Figure dataset records:
╔══
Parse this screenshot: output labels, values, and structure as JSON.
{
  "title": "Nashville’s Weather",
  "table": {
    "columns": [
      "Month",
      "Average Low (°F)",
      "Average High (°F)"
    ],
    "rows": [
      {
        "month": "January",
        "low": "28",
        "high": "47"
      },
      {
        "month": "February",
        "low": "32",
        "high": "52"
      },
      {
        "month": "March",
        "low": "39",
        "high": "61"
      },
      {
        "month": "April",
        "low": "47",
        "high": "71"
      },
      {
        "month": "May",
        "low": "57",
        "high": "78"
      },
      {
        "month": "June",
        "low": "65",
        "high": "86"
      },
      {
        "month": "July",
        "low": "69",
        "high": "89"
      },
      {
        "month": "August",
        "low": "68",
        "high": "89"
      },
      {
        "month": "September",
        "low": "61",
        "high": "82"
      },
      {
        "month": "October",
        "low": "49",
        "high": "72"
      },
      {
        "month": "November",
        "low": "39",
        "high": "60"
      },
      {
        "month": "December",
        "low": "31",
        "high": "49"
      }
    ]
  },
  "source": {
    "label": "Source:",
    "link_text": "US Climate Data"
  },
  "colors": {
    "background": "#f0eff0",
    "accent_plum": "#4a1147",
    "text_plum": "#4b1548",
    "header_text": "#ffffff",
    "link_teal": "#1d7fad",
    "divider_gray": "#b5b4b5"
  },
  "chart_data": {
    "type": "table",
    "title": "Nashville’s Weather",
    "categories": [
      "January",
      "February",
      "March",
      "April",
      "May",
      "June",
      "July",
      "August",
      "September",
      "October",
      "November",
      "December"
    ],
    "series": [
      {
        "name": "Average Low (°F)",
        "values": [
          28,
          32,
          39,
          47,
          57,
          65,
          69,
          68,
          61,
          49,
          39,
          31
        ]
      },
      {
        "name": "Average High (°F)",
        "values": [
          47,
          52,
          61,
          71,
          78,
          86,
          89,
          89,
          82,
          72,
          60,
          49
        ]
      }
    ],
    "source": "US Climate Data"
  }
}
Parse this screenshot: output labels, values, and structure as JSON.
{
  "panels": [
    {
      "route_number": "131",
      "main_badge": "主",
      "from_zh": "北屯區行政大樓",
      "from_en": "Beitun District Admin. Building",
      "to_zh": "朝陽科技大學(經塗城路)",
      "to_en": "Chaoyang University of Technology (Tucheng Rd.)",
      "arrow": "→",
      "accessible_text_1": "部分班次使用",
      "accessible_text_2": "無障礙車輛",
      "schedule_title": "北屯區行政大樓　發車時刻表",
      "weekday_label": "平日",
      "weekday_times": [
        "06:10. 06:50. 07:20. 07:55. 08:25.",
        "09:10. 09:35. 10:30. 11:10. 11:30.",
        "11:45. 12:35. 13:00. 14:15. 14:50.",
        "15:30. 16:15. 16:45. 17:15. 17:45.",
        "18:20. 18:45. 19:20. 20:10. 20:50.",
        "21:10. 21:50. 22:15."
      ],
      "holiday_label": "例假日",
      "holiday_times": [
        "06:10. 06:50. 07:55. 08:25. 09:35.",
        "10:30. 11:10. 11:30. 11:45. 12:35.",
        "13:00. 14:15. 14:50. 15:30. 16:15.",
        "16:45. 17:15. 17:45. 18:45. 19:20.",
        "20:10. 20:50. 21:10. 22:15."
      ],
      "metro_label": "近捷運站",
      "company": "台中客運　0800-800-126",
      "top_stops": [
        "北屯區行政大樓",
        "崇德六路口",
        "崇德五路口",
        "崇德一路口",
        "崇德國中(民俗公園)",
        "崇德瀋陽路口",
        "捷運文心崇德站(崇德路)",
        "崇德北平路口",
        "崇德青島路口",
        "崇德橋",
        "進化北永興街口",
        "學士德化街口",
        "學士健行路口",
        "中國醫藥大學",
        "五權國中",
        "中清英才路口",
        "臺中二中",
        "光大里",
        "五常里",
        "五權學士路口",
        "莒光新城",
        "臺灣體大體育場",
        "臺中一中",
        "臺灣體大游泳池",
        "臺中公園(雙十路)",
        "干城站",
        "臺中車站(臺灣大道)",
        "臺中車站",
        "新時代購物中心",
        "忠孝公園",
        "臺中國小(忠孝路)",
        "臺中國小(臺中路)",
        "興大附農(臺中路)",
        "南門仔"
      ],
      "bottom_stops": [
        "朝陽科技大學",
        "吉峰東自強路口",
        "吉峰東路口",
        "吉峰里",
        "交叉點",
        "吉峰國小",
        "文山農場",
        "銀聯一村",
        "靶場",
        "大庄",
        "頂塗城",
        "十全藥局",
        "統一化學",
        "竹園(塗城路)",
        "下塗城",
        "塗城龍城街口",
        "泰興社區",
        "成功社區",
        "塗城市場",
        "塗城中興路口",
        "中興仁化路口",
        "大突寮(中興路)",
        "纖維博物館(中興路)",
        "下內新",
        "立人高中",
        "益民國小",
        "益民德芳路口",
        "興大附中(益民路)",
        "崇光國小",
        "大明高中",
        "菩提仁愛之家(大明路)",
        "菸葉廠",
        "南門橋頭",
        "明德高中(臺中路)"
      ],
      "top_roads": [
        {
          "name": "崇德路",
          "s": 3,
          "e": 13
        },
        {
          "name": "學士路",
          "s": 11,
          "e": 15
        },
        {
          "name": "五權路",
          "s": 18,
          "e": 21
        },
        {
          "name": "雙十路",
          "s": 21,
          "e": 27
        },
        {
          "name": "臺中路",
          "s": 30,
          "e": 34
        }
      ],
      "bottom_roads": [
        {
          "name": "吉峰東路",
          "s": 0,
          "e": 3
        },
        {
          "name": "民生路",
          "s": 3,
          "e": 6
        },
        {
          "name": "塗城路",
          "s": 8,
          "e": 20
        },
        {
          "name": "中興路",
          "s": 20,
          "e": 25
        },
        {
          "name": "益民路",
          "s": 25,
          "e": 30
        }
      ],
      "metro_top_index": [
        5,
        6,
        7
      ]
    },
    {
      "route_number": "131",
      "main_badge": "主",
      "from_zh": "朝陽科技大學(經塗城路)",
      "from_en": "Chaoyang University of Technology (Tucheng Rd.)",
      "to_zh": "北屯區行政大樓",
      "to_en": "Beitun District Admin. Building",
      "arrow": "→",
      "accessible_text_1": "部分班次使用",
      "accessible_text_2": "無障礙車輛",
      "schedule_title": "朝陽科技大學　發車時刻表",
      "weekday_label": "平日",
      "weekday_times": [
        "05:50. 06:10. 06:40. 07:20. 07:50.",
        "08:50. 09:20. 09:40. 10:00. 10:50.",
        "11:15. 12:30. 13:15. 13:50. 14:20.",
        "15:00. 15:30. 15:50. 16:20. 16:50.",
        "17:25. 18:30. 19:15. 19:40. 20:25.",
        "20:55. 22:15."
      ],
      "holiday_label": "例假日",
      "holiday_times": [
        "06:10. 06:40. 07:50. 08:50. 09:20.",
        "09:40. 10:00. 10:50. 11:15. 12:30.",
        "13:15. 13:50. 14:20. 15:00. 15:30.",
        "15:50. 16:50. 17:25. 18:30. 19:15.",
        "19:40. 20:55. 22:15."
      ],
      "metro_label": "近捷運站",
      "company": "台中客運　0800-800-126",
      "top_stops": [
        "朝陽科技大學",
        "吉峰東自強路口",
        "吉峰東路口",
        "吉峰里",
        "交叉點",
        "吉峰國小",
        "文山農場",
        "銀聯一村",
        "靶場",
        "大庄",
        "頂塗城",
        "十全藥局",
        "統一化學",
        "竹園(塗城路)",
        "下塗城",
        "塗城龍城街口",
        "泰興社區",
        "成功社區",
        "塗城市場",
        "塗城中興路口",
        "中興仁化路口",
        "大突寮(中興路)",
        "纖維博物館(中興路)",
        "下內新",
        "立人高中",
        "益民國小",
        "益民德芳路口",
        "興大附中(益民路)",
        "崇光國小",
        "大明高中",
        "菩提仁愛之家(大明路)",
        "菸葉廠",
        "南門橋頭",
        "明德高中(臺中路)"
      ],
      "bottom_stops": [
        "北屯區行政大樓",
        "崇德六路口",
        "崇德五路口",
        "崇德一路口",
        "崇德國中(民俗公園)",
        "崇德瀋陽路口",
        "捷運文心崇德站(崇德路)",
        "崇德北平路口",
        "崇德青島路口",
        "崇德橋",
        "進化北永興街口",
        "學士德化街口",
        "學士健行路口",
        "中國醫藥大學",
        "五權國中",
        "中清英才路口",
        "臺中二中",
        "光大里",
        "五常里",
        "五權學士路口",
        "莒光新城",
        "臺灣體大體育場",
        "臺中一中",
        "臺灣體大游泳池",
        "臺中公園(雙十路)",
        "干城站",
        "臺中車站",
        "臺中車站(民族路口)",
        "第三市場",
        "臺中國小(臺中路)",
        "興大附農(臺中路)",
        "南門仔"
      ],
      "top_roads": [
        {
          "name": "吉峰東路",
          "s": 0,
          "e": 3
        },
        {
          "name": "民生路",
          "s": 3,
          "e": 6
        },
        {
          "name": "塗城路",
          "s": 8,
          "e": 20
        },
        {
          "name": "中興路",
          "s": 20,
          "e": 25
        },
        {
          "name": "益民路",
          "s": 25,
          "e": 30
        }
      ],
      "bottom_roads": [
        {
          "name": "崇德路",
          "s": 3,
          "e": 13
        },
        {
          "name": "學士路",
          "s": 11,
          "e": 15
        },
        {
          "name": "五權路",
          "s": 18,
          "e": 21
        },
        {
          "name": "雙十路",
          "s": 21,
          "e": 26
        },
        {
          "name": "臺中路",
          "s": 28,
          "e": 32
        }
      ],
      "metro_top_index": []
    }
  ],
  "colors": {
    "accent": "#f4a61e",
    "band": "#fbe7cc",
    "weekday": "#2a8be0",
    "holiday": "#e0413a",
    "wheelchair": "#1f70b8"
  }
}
╚══
> [Instructions for the task]: Only a number is wanted: how many lines of the material include the word "Admin".

> [Task answer]: 2